Pick out every line in the records below that contains the string "badge", matching case exactly, and copy each one.

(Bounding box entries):
_ _ _ _ _
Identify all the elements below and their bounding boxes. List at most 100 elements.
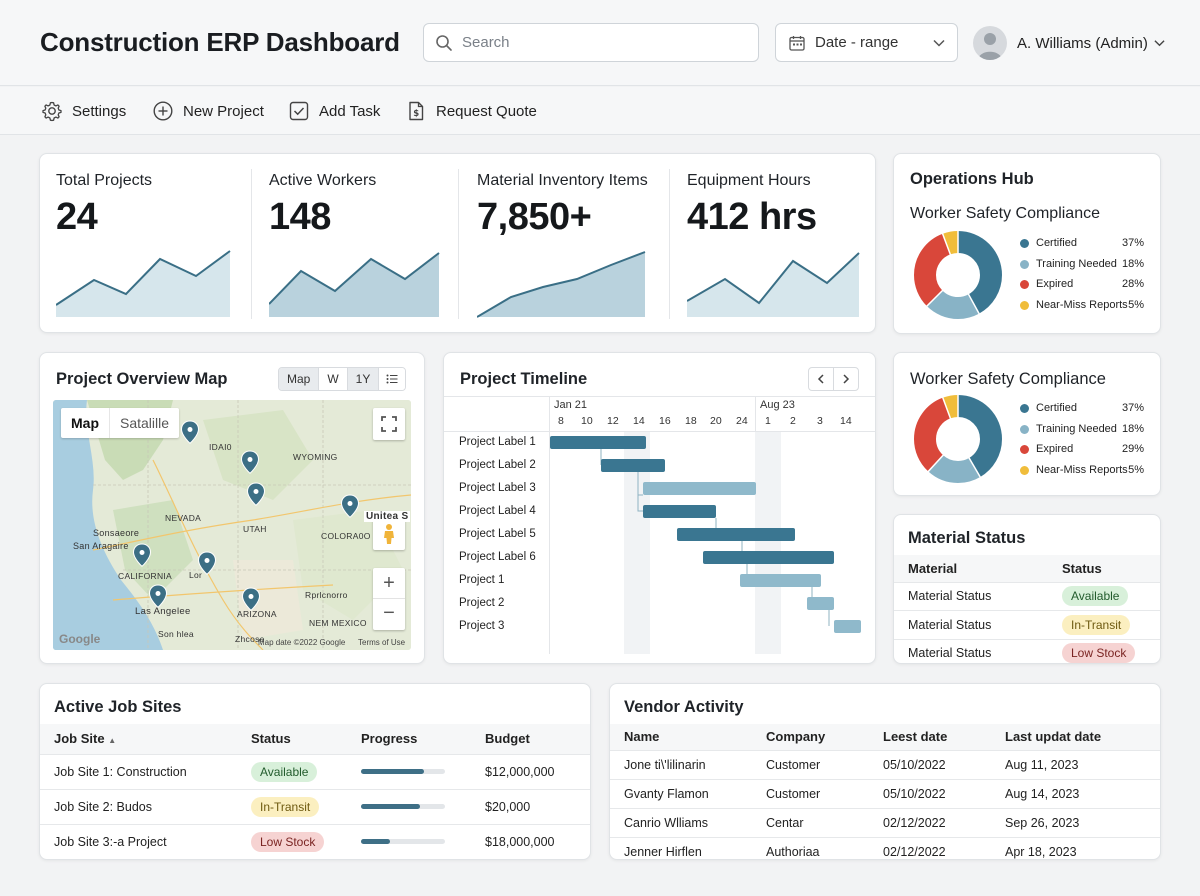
map-terrain	[53, 400, 411, 650]
add-task-button[interactable]: Add Task	[288, 100, 380, 122]
map-type-toggle: Map Satalille	[61, 408, 180, 438]
donut-separator	[941, 396, 952, 420]
column-header-label: Job Site	[54, 731, 105, 747]
timeline-row-label: Project Label 4	[459, 505, 536, 517]
column-header: Company	[766, 724, 883, 750]
street-view-button[interactable]	[373, 518, 405, 550]
map-type-satellite[interactable]: Satalille	[120, 415, 170, 431]
fullscreen-icon	[381, 416, 397, 432]
legend-label: Certified	[1036, 402, 1077, 414]
vendor-updated: Sep 26, 2023	[1005, 807, 1160, 837]
range-tab-map[interactable]: Map	[279, 368, 319, 390]
vendor-company: Customer	[766, 778, 883, 808]
top-header: Construction ERP Dashboard Date - range …	[0, 0, 1200, 86]
timeline-bar[interactable]	[643, 505, 716, 518]
stat-value: 7,850+	[477, 196, 592, 238]
map-pin-icon	[180, 420, 200, 444]
page-title: Construction ERP Dashboard	[40, 27, 400, 57]
donut-separator	[927, 453, 945, 473]
range-tab-week[interactable]: W	[318, 368, 347, 390]
legend-value: 28%	[1121, 278, 1144, 290]
map-attribution: Map date ©2022 Google	[258, 638, 346, 647]
vendor-table: Name Company Leest date Last updat date …	[610, 724, 1160, 859]
job-sites-table: Job Site ▲ Status Progress Budget Job Si…	[40, 724, 590, 859]
legend-dot	[1020, 444, 1029, 454]
chevron-right-icon	[843, 374, 850, 384]
legend-value: 37%	[1121, 402, 1144, 414]
legend-dot	[1020, 424, 1029, 434]
timeline-row-label: Project 3	[459, 620, 505, 632]
timeline-bar[interactable]	[601, 459, 665, 472]
donut-slice-training-needed	[914, 231, 1002, 319]
zoom-out-button[interactable]: −	[383, 602, 395, 624]
map-type-map[interactable]: Map	[61, 408, 110, 438]
table-row[interactable]: Jone ti\'lilinarin Customer 05/10/2022 A…	[610, 749, 1160, 779]
zoom-in-button[interactable]: +	[373, 568, 405, 599]
project-timeline-card: Project Timeline Jan 21 Aug 23 8 10 12 1…	[443, 352, 876, 664]
list-view-button[interactable]	[378, 368, 406, 390]
material-name: Material Status	[894, 638, 1062, 663]
vendor-updated: Apr 18, 2023	[1005, 836, 1160, 859]
table-row[interactable]: Job Site 2: Budos In-Transit $20,000	[40, 788, 590, 824]
zoom-control: + −	[373, 568, 405, 630]
donut-slice-expired	[914, 395, 1002, 483]
stat-value: 24	[56, 196, 98, 238]
search-icon	[436, 34, 452, 51]
range-tab-year[interactable]: 1Y	[346, 368, 379, 390]
search-input[interactable]	[462, 34, 742, 51]
month-label: Jan 21	[554, 399, 588, 411]
settings-button[interactable]: Settings	[41, 100, 126, 122]
legend-label: Certified	[1036, 237, 1077, 249]
column-header: Last updat date	[1005, 724, 1160, 750]
sparkline-chart	[687, 252, 860, 317]
timeline-bar[interactable]	[807, 597, 834, 610]
legend-label: Training Needed	[1036, 258, 1117, 270]
map-label: WYOMING	[293, 452, 338, 462]
table-row[interactable]: Material Status Available	[894, 581, 1160, 610]
legend-value: 37%	[1121, 237, 1144, 249]
map-terms-link[interactable]: Terms of Use	[358, 638, 406, 647]
new-project-button[interactable]: New Project	[152, 100, 264, 122]
map-view[interactable]: Map Satalille + − IDAI0 WYOMING NEVADA U…	[53, 400, 411, 650]
timeline-bar[interactable]	[550, 436, 646, 449]
table-row[interactable]: Gvanty Flamon Customer 05/10/2022 Aug 14…	[610, 778, 1160, 808]
timeline-bar[interactable]	[677, 528, 795, 541]
timeline-bar[interactable]	[740, 574, 821, 587]
table-row[interactable]: Job Site 1: Construction Available $12,0…	[40, 753, 590, 789]
progress-bar	[361, 769, 445, 774]
table-row[interactable]: Canrio Wlliams Centar 02/12/2022 Sep 26,…	[610, 807, 1160, 837]
timeline-bar[interactable]	[643, 482, 756, 495]
material-name: Material Status	[894, 609, 1062, 639]
column-header: Budget	[485, 724, 590, 754]
tick-label: 20	[710, 415, 722, 427]
chevron-left-icon	[817, 374, 824, 384]
user-name: A. Williams (Admin)	[1017, 34, 1148, 52]
range-toggle: Map W 1Y	[278, 367, 407, 391]
column-header-job-site[interactable]: Job Site ▲	[40, 724, 251, 754]
search-box[interactable]	[423, 23, 759, 62]
timeline-bar[interactable]	[834, 620, 861, 633]
budget-value: $18,000,000	[485, 823, 590, 859]
checkbox-icon	[289, 101, 309, 121]
fullscreen-button[interactable]	[373, 408, 405, 440]
card-title: Project Overview Map	[56, 370, 228, 388]
tick-label: 2	[790, 415, 796, 427]
table-row[interactable]: Material Status In-Transit	[894, 609, 1160, 639]
next-button[interactable]	[833, 367, 859, 391]
timeline-bar[interactable]	[703, 551, 834, 564]
map-pin-icon	[132, 543, 152, 567]
user-menu[interactable]: A. Williams (Admin)	[973, 23, 1165, 63]
donut-separator	[967, 456, 982, 479]
request-quote-button[interactable]: $ Request Quote	[405, 100, 537, 122]
card-title: Active Job Sites	[54, 698, 182, 716]
donut-separator	[925, 289, 944, 308]
status-badge: Available	[1062, 586, 1129, 606]
map-pin-icon	[240, 450, 260, 474]
table-row[interactable]: Jenner Hirflen Authoriaa 02/12/2022 Apr …	[610, 836, 1160, 859]
table-row[interactable]: Job Site 3:-a Project Low Stock $18,000,…	[40, 823, 590, 859]
avatar	[973, 26, 1007, 60]
status-badge: Low Stock	[251, 831, 325, 852]
table-row[interactable]: Material Status Low Stock	[894, 638, 1160, 663]
date-range-select[interactable]: Date - range	[775, 23, 958, 62]
timeline-row-label: Project Label 6	[459, 551, 536, 563]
_ _ _ _ _
(The result):
status-badge: Available	[1062, 586, 1129, 606]
status-badge: Low Stock	[251, 831, 325, 852]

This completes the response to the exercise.